■ **GIVEN ENTRIES**:

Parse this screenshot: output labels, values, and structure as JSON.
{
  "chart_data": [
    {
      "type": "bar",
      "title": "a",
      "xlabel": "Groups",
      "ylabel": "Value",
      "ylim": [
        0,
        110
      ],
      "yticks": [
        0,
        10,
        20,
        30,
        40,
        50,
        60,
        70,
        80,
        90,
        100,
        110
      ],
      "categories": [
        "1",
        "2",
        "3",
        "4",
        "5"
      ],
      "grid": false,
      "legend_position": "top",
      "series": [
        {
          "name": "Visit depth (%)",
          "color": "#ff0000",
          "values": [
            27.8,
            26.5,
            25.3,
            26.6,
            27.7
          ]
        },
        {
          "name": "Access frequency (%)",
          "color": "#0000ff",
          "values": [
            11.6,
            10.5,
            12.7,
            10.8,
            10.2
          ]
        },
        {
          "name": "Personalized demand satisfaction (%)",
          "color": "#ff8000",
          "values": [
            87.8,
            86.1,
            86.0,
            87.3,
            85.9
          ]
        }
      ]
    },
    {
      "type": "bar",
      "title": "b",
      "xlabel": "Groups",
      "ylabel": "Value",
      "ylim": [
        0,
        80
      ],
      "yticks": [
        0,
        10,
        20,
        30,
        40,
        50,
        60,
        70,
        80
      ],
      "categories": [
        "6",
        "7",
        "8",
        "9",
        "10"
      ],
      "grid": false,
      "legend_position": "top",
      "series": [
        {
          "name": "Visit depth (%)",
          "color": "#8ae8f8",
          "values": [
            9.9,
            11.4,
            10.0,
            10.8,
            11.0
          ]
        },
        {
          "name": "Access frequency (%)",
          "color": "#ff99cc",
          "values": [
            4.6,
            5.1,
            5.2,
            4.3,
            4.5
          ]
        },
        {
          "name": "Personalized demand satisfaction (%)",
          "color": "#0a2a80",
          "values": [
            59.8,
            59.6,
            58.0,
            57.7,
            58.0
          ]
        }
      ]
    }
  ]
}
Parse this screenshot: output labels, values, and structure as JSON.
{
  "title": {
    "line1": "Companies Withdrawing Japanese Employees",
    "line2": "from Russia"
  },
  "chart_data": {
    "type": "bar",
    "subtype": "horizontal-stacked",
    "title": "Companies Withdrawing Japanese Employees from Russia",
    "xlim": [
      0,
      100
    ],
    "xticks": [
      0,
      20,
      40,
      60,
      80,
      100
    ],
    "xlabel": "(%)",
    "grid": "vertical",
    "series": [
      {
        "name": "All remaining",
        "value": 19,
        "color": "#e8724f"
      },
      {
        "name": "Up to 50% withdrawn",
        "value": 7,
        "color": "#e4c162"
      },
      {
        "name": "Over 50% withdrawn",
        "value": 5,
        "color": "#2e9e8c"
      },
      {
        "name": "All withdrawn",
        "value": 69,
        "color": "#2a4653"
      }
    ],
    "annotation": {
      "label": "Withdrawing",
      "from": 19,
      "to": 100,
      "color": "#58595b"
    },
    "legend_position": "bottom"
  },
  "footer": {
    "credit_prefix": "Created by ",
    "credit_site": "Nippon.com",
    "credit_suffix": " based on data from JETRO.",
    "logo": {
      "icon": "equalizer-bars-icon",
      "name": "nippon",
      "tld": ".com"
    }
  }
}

■ **AIM OF THE EXERCISE**: Only the number is wanted: count the lines of the records that hold the word "name".

■ **THE COMPLETED TASK**: 11